» **PAGE EXCERPT**:
# Data Wrangling with Python
---
---
The Process:
1. [Import dependencies and configure settings](#Step-1:-Import-dependencies-and-configure-settings)
2. [Load the data into python](#Step-2:-Load-the-data-into-python)
3. [Create data views or new datasets by making more python objects](#Step-3:-Create-data-views-or-new-datasets-by-making-more-python-objects)
4. [Lock down the process and store the final result in a reliable location](#Step-4:-Lock-down-the-process-and-store-the-final-result-in-a-reliable-location)

![Lego-Data](../images/data_wrangling.jpg "Lego Data Wrangling")

---

## Step 1: Import dependencies and configure settings
### Import packages, modules, objects, or functions into the current notebook

***TIP: Avoid 'from PACKAGE import \*' syntax as it clutters your namespace with objects you may not be aware of***

In [None]:
# BEST PRACTICE: import built-in packages first
# from PACKAGE import OBJECT lets us bring only what we need into our namespace
from string import punctuation
from warnings import filterwarnings
# import PACKAGE, brings the all modules into one object named PACKAGE
import re

# BEST PRACTICE: import third-party packages second
# import PACKAGE as ALIAS, places all the modules into one object named ALIAS
from contractions import fix as contractions_fix
from gensim.corpora import Dictionary as gensim_Dictionary
from gensim.models import Phrases as gensim_Phrases
from gensim.models.phrases import Phraser as gensim_Phraser
from geopy.geocoders import Nominatim as geopy_Nominatim
from joblib import dump as joblib_dump
from nltk import pos_tag as nltk_pos_tag
from nltk.tokenize import word_tokenize as nltk_word_tokenize
from nltk.corpus import (
    # use parenthesis to import multiple objects and even add aliases
    stopwords as nltk_stopwords,
    wordnet as nltk_wordnet
)

» **WRITTEN REQUEST A**:
From the data wrangling page, print everything from "# Data Wrangling" down to "data into python](#Step-2:-Load-the-data-into-python)".
» **WRITTEN REQUEST B**:
According to the data wrangling page, why should the 'from PACKAGE import *' syntax be avoided?

» **PROVIDED DATA**:
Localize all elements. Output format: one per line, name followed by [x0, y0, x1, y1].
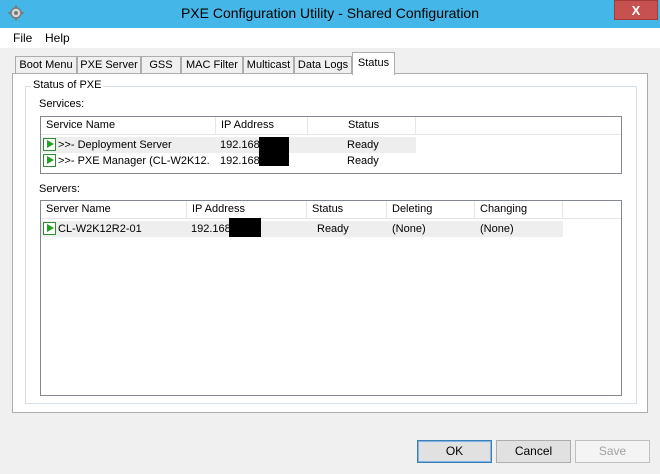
server-status: Ready: [317, 223, 349, 235]
table-row[interactable]: >>- Deployment Server 192.168 Ready: [41, 137, 416, 153]
column-ip-address[interactable]: IP Address: [187, 201, 307, 218]
table-row[interactable]: CL-W2K12R2-01 192.168 Ready (None) (None…: [41, 218, 563, 237]
service-ip: 192.168: [220, 139, 260, 151]
running-status-icon: [43, 138, 56, 151]
column-service-name[interactable]: Service Name: [41, 117, 216, 134]
server-name: CL-W2K12R2-01: [58, 223, 142, 235]
service-name: >>- Deployment Server: [58, 139, 172, 151]
title-bar[interactable]: PXE Configuration Utility - Shared Confi…: [0, 0, 660, 28]
server-ip: 192.168: [191, 223, 231, 235]
service-name: >>- PXE Manager (CL-W2K12...: [58, 155, 210, 167]
save-button[interactable]: Save: [575, 440, 650, 463]
service-ip: 192.168: [220, 155, 260, 167]
menu-file[interactable]: File: [13, 31, 32, 45]
tab-panel: Status of PXE Services: Service Name IP …: [12, 73, 648, 413]
running-status-icon: [43, 154, 56, 167]
tab-pxe-server[interactable]: PXE Server: [77, 56, 141, 74]
redacted-ip: [259, 147, 289, 166]
column-status[interactable]: Status: [307, 201, 387, 218]
menu-bar: File Help: [0, 28, 660, 48]
running-status-icon: [43, 222, 56, 235]
service-status: Ready: [347, 139, 379, 151]
servers-list-header: Server Name IP Address Status Deleting C…: [41, 201, 621, 219]
server-changing: (None): [480, 223, 514, 235]
ok-button[interactable]: OK: [417, 440, 492, 463]
service-status: Ready: [347, 155, 379, 167]
menu-help[interactable]: Help: [45, 31, 70, 45]
tab-data-logs[interactable]: Data Logs: [294, 56, 352, 74]
column-status[interactable]: Status: [308, 117, 416, 134]
table-row[interactable]: >>- PXE Manager (CL-W2K12... 192.168 Rea…: [41, 147, 416, 169]
servers-list[interactable]: Server Name IP Address Status Deleting C…: [40, 200, 622, 396]
services-label: Services:: [39, 98, 85, 110]
tab-status[interactable]: Status: [352, 52, 395, 75]
app-window: PXE Configuration Utility - Shared Confi…: [0, 0, 660, 474]
column-changing[interactable]: Changing: [475, 201, 563, 218]
services-list-header: Service Name IP Address Status: [41, 117, 621, 135]
column-server-name[interactable]: Server Name: [41, 201, 187, 218]
status-group-title: Status of PXE: [31, 79, 104, 91]
tab-multicast[interactable]: Multicast: [243, 56, 294, 74]
column-ip-address[interactable]: IP Address: [216, 117, 308, 134]
redacted-ip: [229, 218, 261, 237]
tab-gss[interactable]: GSS: [141, 56, 181, 74]
window-title: PXE Configuration Utility - Shared Confi…: [180, 5, 480, 21]
tab-boot-menu[interactable]: Boot Menu: [15, 56, 77, 74]
cancel-button[interactable]: Cancel: [496, 440, 571, 463]
column-deleting[interactable]: Deleting: [387, 201, 475, 218]
close-button[interactable]: X: [614, 0, 658, 20]
close-icon: X: [631, 3, 641, 18]
services-list[interactable]: Service Name IP Address Status >>- Deplo…: [40, 116, 622, 174]
servers-label: Servers:: [39, 183, 80, 195]
server-deleting: (None): [392, 223, 426, 235]
tab-mac-filter[interactable]: MAC Filter: [181, 56, 243, 74]
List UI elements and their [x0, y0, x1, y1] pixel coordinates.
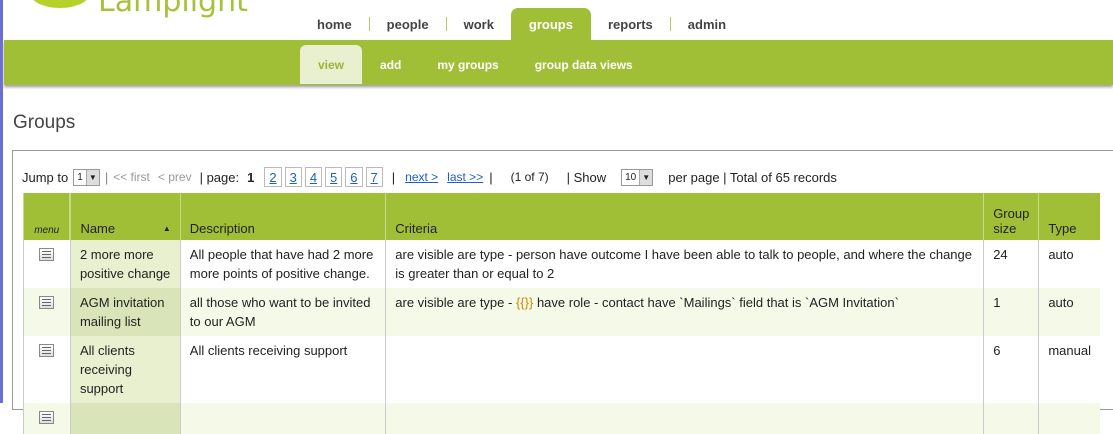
subnav-my-groups[interactable]: my groups	[419, 45, 516, 84]
col-description[interactable]: Description	[179, 193, 386, 240]
logo-text: Lamplight	[98, 0, 248, 19]
page-position: (1 of 7)	[510, 170, 549, 184]
nav-people[interactable]: people	[370, 8, 446, 40]
total-records: per page | Total of 65 records	[668, 169, 837, 185]
criteria-placeholder: {{}}	[515, 295, 534, 310]
table-header: menu Name ▲ Description Criteria Group si…	[23, 193, 1100, 240]
prev-link: < prev	[157, 170, 192, 184]
first-link: << first	[113, 170, 150, 184]
menu-icon[interactable]	[39, 411, 55, 424]
page-link[interactable]: 3	[284, 167, 302, 187]
page-link[interactable]: 7	[365, 167, 383, 187]
page-link[interactable]: 4	[304, 167, 323, 187]
group-name	[69, 403, 181, 434]
col-group-size[interactable]: Group size	[983, 193, 1039, 240]
group-type: manual	[1038, 336, 1100, 403]
table-row-partial	[23, 403, 1100, 434]
group-description: All clients receiving support	[179, 336, 386, 403]
table-row: All clients receiving support All client…	[23, 336, 1100, 403]
subnav-group-data-views[interactable]: group data views	[517, 45, 651, 84]
table-row: AGM invitation mailing list all those wh…	[23, 288, 1100, 336]
current-page: 1	[247, 169, 255, 185]
group-name[interactable]: All clients receiving support	[69, 336, 181, 403]
group-type: auto	[1038, 288, 1100, 336]
per-page-select[interactable]: 10 ▼	[621, 168, 654, 186]
jump-value: 1	[77, 171, 83, 183]
criteria-text: are visible are type -	[395, 295, 516, 310]
col-type[interactable]: Type	[1038, 193, 1100, 240]
nav-work[interactable]: work	[447, 8, 511, 40]
group-description: All people that have had 2 more more poi…	[179, 240, 386, 288]
group-size: 6	[983, 336, 1039, 403]
menu-icon[interactable]	[39, 296, 55, 309]
page-title: Groups	[13, 112, 76, 133]
logo-icon	[30, 0, 90, 8]
group-description: all those who want to be invited to our …	[179, 288, 386, 336]
nav-reports[interactable]: reports	[591, 8, 670, 40]
group-name[interactable]: AGM invitation mailing list	[69, 288, 181, 336]
nav-home[interactable]: home	[300, 8, 369, 40]
menu-icon[interactable]	[39, 344, 55, 357]
sub-nav: view add my groups group data views	[300, 45, 651, 85]
nav-admin[interactable]: admin	[671, 8, 743, 40]
nav-groups[interactable]: groups	[510, 8, 591, 40]
group-size: 24	[983, 240, 1039, 288]
col-name[interactable]: Name ▲	[69, 193, 181, 240]
subnav-view[interactable]: view	[300, 45, 363, 84]
group-description	[179, 403, 386, 434]
col-criteria[interactable]: Criteria	[385, 193, 984, 240]
page-link[interactable]: 5	[325, 167, 343, 187]
group-type: auto	[1038, 240, 1100, 288]
group-name[interactable]: 2 more more positive change	[69, 240, 181, 288]
menu-icon[interactable]	[39, 248, 55, 261]
chevron-down-icon: ▼	[85, 169, 99, 185]
top-nav: home people work groups reports admin	[300, 8, 743, 40]
group-size: 1	[983, 288, 1039, 336]
group-criteria	[385, 336, 984, 403]
show-label: | Show	[566, 169, 607, 185]
subnav-add[interactable]: add	[362, 45, 419, 84]
chevron-down-icon: ▼	[639, 169, 653, 185]
col-menu: menu	[23, 193, 72, 240]
table-row: 2 more more positive change All people t…	[23, 240, 1100, 288]
jump-label: Jump to	[22, 169, 69, 185]
page-link[interactable]: 6	[345, 167, 363, 187]
col-name-label: Name	[80, 221, 116, 236]
page-label: | page:	[199, 169, 240, 185]
page-link[interactable]: 2	[264, 167, 282, 187]
window-edge	[0, 0, 3, 403]
next-link[interactable]: next >	[405, 170, 438, 184]
sort-asc-icon: ▲	[162, 224, 171, 233]
last-link[interactable]: last >>	[447, 170, 483, 184]
jump-select[interactable]: 1 ▼	[73, 168, 100, 186]
group-type	[1038, 403, 1100, 434]
pager: Jump to 1 ▼ | << first < prev | page: 1 2…	[22, 167, 837, 187]
group-criteria	[385, 403, 984, 434]
group-criteria: are visible are type - {{}} have role - …	[385, 288, 984, 336]
criteria-text: have role - contact have `Mailings` fiel…	[533, 295, 899, 310]
per-page-value: 10	[625, 171, 637, 183]
group-size	[983, 403, 1039, 434]
group-criteria: are visible are type - person have outco…	[385, 240, 984, 288]
groups-table: menu Name ▲ Description Criteria Group si…	[23, 193, 1100, 434]
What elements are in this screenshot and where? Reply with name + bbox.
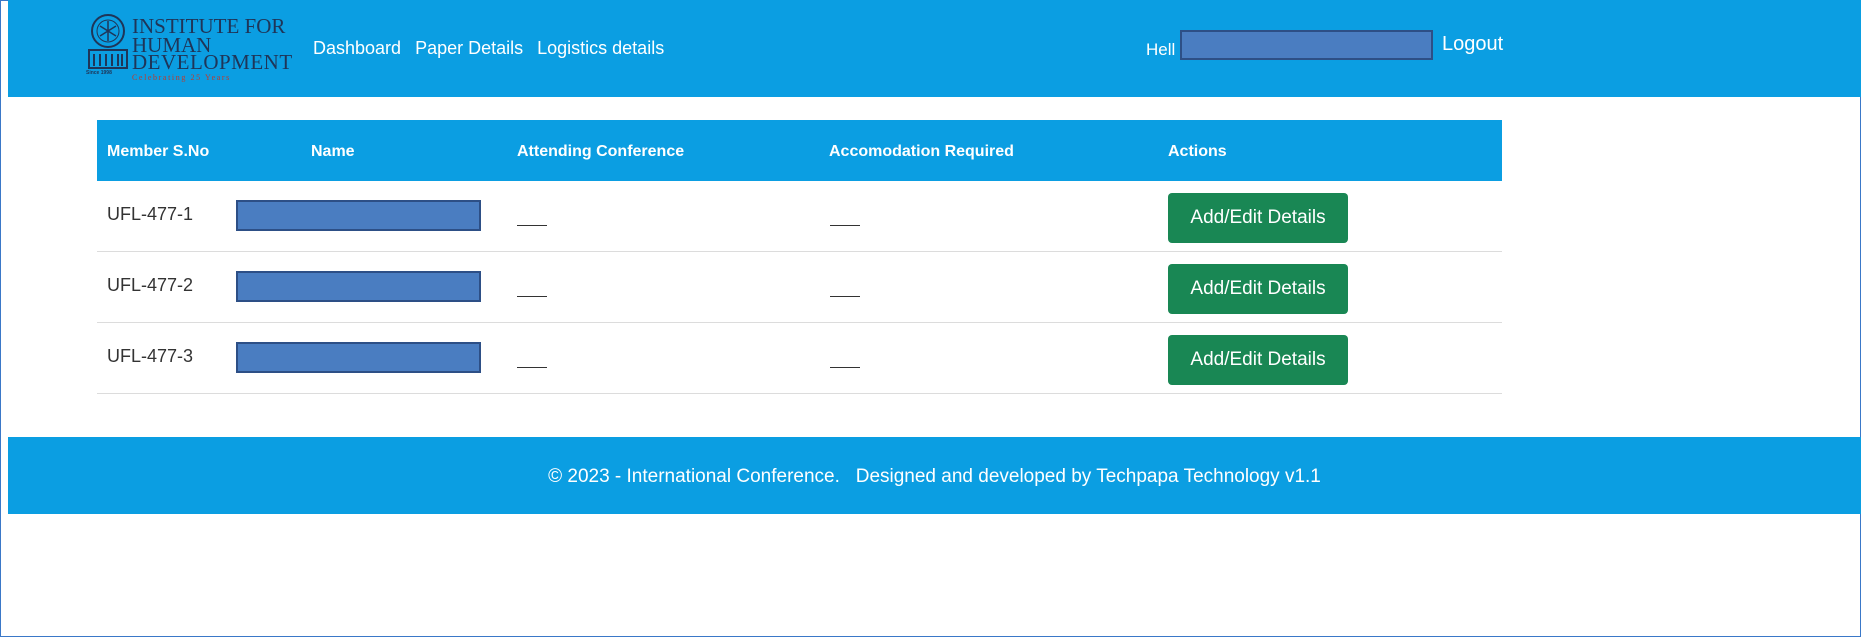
redacted-username xyxy=(1180,30,1433,60)
nav-logistics-details[interactable]: Logistics details xyxy=(537,38,664,59)
redacted-name xyxy=(236,342,481,373)
institute-seal-icon xyxy=(88,14,128,69)
add-edit-details-button[interactable]: Add/Edit Details xyxy=(1168,264,1348,314)
redacted-name xyxy=(236,200,481,231)
logout-link[interactable]: Logout xyxy=(1442,33,1503,56)
table-row: UFL-477-2 Add/Edit Details xyxy=(97,252,1502,323)
logo-since: Since 1998 xyxy=(86,70,112,76)
top-navbar: INSTITUTE FOR HUMAN DEVELOPMENT Since 19… xyxy=(8,0,1861,97)
accomodation-empty-dash xyxy=(830,367,860,368)
user-greeting: Hell xyxy=(1146,40,1176,59)
table-header: Member S.No Name Attending Conference Ac… xyxy=(97,120,1502,181)
attending-empty-dash xyxy=(517,367,547,368)
col-attending-conference: Attending Conference xyxy=(517,143,685,160)
member-sno: UFL-477-2 xyxy=(107,275,194,295)
col-name: Name xyxy=(311,143,355,160)
page-footer: © 2023 - International Conference. Desig… xyxy=(8,437,1861,514)
accomodation-empty-dash xyxy=(830,225,860,226)
accomodation-empty-dash xyxy=(830,296,860,297)
attending-empty-dash xyxy=(517,225,547,226)
nav-dashboard[interactable]: Dashboard xyxy=(313,38,401,59)
institute-logo[interactable]: INSTITUTE FOR HUMAN DEVELOPMENT Since 19… xyxy=(86,14,296,86)
member-sno: UFL-477-3 xyxy=(107,346,194,366)
main-nav: Dashboard Paper Details Logistics detail… xyxy=(313,38,664,59)
col-accomodation-required: Accomodation Required xyxy=(829,143,1014,160)
col-member-sno: Member S.No xyxy=(107,143,210,160)
attending-empty-dash xyxy=(517,296,547,297)
add-edit-details-button[interactable]: Add/Edit Details xyxy=(1168,193,1348,243)
table-row: UFL-477-1 Add/Edit Details xyxy=(97,181,1502,252)
nav-paper-details[interactable]: Paper Details xyxy=(415,38,523,59)
redacted-name xyxy=(236,271,481,302)
add-edit-details-button[interactable]: Add/Edit Details xyxy=(1168,335,1348,385)
footer-copyright: © 2023 - International Conference. Desig… xyxy=(548,466,1321,487)
col-actions: Actions xyxy=(1168,143,1227,160)
members-table: Member S.No Name Attending Conference Ac… xyxy=(97,120,1502,394)
member-sno: UFL-477-1 xyxy=(107,204,194,224)
table-row: UFL-477-3 Add/Edit Details xyxy=(97,323,1502,394)
logo-line-3: DEVELOPMENT xyxy=(132,50,293,74)
logo-tagline: Celebrating 25 Years xyxy=(132,73,231,82)
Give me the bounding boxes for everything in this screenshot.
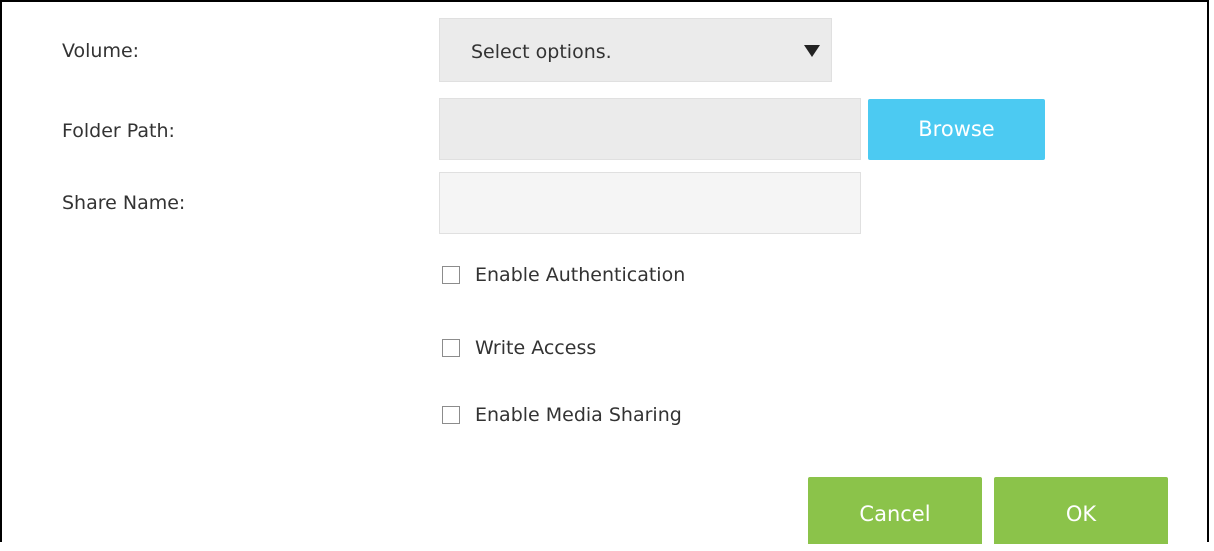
share-name-input[interactable]	[439, 172, 861, 234]
cancel-button[interactable]: Cancel	[808, 477, 982, 544]
folder-path-input[interactable]	[439, 98, 861, 160]
write-access-checkbox[interactable]	[442, 339, 460, 357]
enable-authentication-checkbox[interactable]	[442, 266, 460, 284]
dialog-frame: Volume: Select options. Folder Path: Bro…	[0, 0, 1209, 544]
write-access-label: Write Access	[475, 337, 597, 359]
folder-path-label: Folder Path:	[62, 120, 175, 142]
enable-media-sharing-checkbox[interactable]	[442, 406, 460, 424]
enable-media-sharing-label: Enable Media Sharing	[475, 404, 682, 426]
volume-select-value: Select options.	[471, 41, 612, 63]
ok-button[interactable]: OK	[994, 477, 1168, 544]
volume-label: Volume:	[62, 40, 140, 62]
volume-select[interactable]: Select options.	[439, 18, 832, 82]
enable-authentication-label: Enable Authentication	[475, 264, 686, 286]
browse-button[interactable]: Browse	[868, 99, 1045, 160]
share-name-label: Share Name:	[62, 192, 186, 214]
chevron-down-icon	[804, 45, 820, 57]
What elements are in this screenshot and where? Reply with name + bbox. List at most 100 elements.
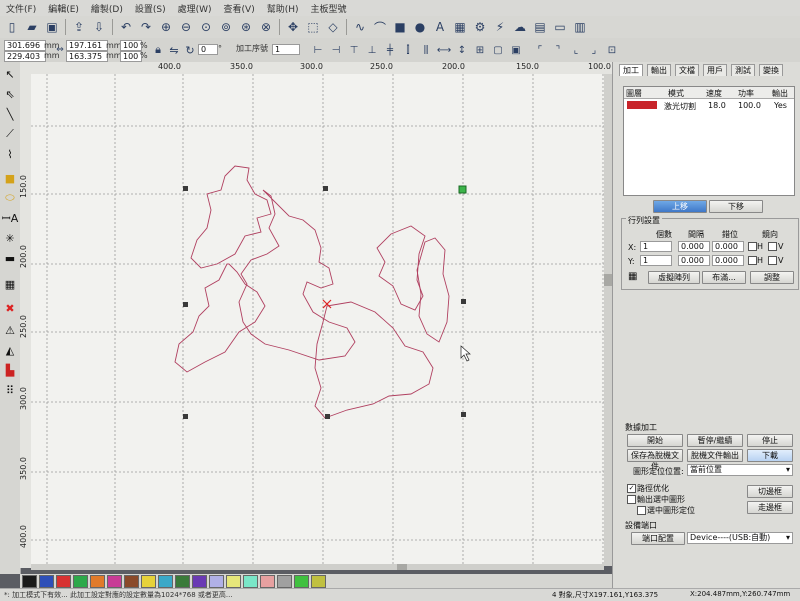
cut-frame-button[interactable]: 切邊框 <box>747 485 793 498</box>
order-field[interactable]: 1 <box>272 44 300 55</box>
palette-swatch[interactable] <box>294 574 309 588</box>
palette-swatch[interactable] <box>158 574 173 588</box>
import-icon[interactable]: ⇪ <box>70 18 88 36</box>
horizontal-scrollbar[interactable] <box>31 564 604 570</box>
virtual-array-button[interactable]: 虛擬陣列 <box>648 271 700 284</box>
move-up-button[interactable]: 上移 <box>653 200 707 213</box>
center-icon[interactable]: ⊡ <box>603 41 621 59</box>
palette-swatch[interactable] <box>175 574 190 588</box>
align-top-icon[interactable]: ⊤ <box>345 41 363 59</box>
fill-layout-button[interactable]: 布滿... <box>702 271 746 284</box>
array-y-gap[interactable]: 0.000 <box>678 255 710 266</box>
menu-help[interactable]: 幫助(H) <box>261 2 305 15</box>
palette-swatch[interactable] <box>141 574 156 588</box>
palette-swatch[interactable] <box>260 574 275 588</box>
height-field[interactable]: 163.375 <box>66 51 108 62</box>
array-grid-icon[interactable]: ▦ <box>628 271 642 283</box>
polyline-icon[interactable]: ⟋ <box>2 126 18 142</box>
palette-swatch[interactable] <box>311 574 326 588</box>
undo-icon[interactable]: ↶ <box>117 18 135 36</box>
node-select-icon[interactable]: ⇖ <box>2 86 18 102</box>
walk-frame-button[interactable]: 走邊框 <box>747 501 793 514</box>
position-select[interactable]: 當前位置 ▾ <box>687 464 793 476</box>
monitor-icon[interactable]: ▭ <box>551 18 569 36</box>
select-icon[interactable]: ⬚ <box>304 18 322 36</box>
corner-bl-icon[interactable]: ⌞ <box>567 41 585 59</box>
palette-swatch[interactable] <box>243 574 258 588</box>
point-tool-icon[interactable]: ✳ <box>2 230 18 246</box>
pos-x-field[interactable]: 301.696 <box>4 40 46 51</box>
layer-list[interactable]: 圖層 模式 速度 功率 輸出 激光切割 18.0 100.0 Yes <box>623 86 795 196</box>
rectangle-tool-icon[interactable]: ■ <box>2 170 18 186</box>
layer-row[interactable]: 激光切割 18.0 100.0 Yes <box>624 99 794 111</box>
export-icon[interactable]: ⇩ <box>90 18 108 36</box>
scroll-thumb[interactable] <box>604 274 612 286</box>
menu-view[interactable]: 查看(V) <box>218 2 261 15</box>
menu-draw[interactable]: 繪製(D) <box>85 2 129 15</box>
zoom-select-icon[interactable]: ⊛ <box>237 18 255 36</box>
pan-icon[interactable]: ✥ <box>284 18 302 36</box>
selected-position-checkbox[interactable] <box>637 506 646 515</box>
mirror-y-h-checkbox[interactable] <box>748 256 757 265</box>
open-folder-icon[interactable]: ▰ <box>23 18 41 36</box>
path-optimize-checkbox[interactable]: ✓ <box>627 484 636 493</box>
array-y-count[interactable]: 1 <box>640 255 672 266</box>
palette-swatch[interactable] <box>124 574 139 588</box>
warning-icon[interactable]: ⚠ <box>2 322 18 338</box>
same-width-icon[interactable]: ⟷ <box>435 41 453 59</box>
grid-array-icon[interactable]: ▦ <box>2 276 18 292</box>
save-icon[interactable]: ▣ <box>43 18 61 36</box>
pause-continue-button[interactable]: 暫停/繼續 <box>687 434 743 447</box>
move-down-button[interactable]: 下移 <box>709 200 763 213</box>
same-size-icon[interactable]: ⊞ <box>471 41 489 59</box>
mirror-icon[interactable]: ⇋ <box>167 41 181 59</box>
palette-swatch[interactable] <box>107 574 122 588</box>
group-icon[interactable]: ▢ <box>489 41 507 59</box>
tab-process[interactable]: 加工 <box>619 64 643 76</box>
menu-settings[interactable]: 設置(S) <box>129 2 172 15</box>
corner-br-icon[interactable]: ⌟ <box>585 41 603 59</box>
rotate-icon[interactable]: ↻ <box>183 41 197 59</box>
tab-output[interactable]: 輸出 <box>647 64 671 76</box>
text-tool-icon[interactable]: ꟷA <box>2 210 18 226</box>
tab-document[interactable]: 文檔 <box>675 64 699 76</box>
text-icon[interactable]: A <box>431 18 449 36</box>
array-y-offset[interactable]: 0.000 <box>712 255 744 266</box>
start-button[interactable]: 開始 <box>627 434 683 447</box>
align-bottom-icon[interactable]: ⊥ <box>363 41 381 59</box>
pos-y-field[interactable]: 229.403 <box>4 51 46 62</box>
scale-y-field[interactable]: 100 <box>120 51 142 62</box>
circle-icon[interactable]: ● <box>411 18 429 36</box>
gear-icon[interactable]: ⚙ <box>471 18 489 36</box>
cloud-icon[interactable]: ☁ <box>511 18 529 36</box>
save-offline-button[interactable]: 保存為脫機文件 <box>627 449 683 471</box>
mirror-y-v-checkbox[interactable] <box>768 256 777 265</box>
bitmap-icon[interactable]: ▦ <box>451 18 469 36</box>
stop-button[interactable]: 停止 <box>747 434 793 447</box>
zoom-all-icon[interactable]: ⊗ <box>257 18 275 36</box>
angle-field[interactable]: 0 <box>198 44 218 55</box>
arrow-select-icon[interactable]: ↖ <box>2 66 18 82</box>
rectangle-icon[interactable]: ■ <box>391 18 409 36</box>
distribute-h-icon[interactable]: ⫿ <box>399 41 417 59</box>
lock-icon[interactable]: 🔒︎ <box>151 41 165 59</box>
grid-icon[interactable]: ▥ <box>571 18 589 36</box>
laser-icon[interactable]: ⚡ <box>491 18 509 36</box>
palette-swatch[interactable] <box>90 574 105 588</box>
mirror-x-h-checkbox[interactable] <box>748 242 757 251</box>
adjust-button[interactable]: 調整 <box>750 271 794 284</box>
array-x-count[interactable]: 1 <box>640 241 672 252</box>
offline-output-button[interactable]: 脫機文件輸出 <box>687 449 743 462</box>
palette-swatch[interactable] <box>39 574 54 588</box>
width-field[interactable]: 197.161 <box>66 40 108 51</box>
mirror-tool-icon[interactable]: ◭ <box>2 342 18 358</box>
zoom-out-icon[interactable]: ⊖ <box>177 18 195 36</box>
curve-tool-icon[interactable]: ⌇ <box>2 146 18 162</box>
palette-swatch[interactable] <box>209 574 224 588</box>
line-icon[interactable]: ╲ <box>2 106 18 122</box>
align-left-icon[interactable]: ⊢ <box>309 41 327 59</box>
vertical-scrollbar[interactable] <box>604 74 612 566</box>
distribute-v-icon[interactable]: ⫼ <box>417 41 435 59</box>
curve-icon[interactable]: ∿ <box>351 18 369 36</box>
palette-swatch[interactable] <box>22 574 37 588</box>
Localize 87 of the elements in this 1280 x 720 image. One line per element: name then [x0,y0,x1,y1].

» **FULL RESPONSE A**:
# Data Wrangling with Python
---
---
The Process:
1. [Import dependencies and configure settings](#Step-1:-Import-dependencies-and-configure-settings)
2. [Load the data into python](#Step-2:-Load-the-data-into-python)

» **FULL RESPONSE B**:
That syntax clutters your namespace with objects you may not be aware of. The page instead recommends 'from PACKAGE import OBJECT', which brings only what you need into the namespace.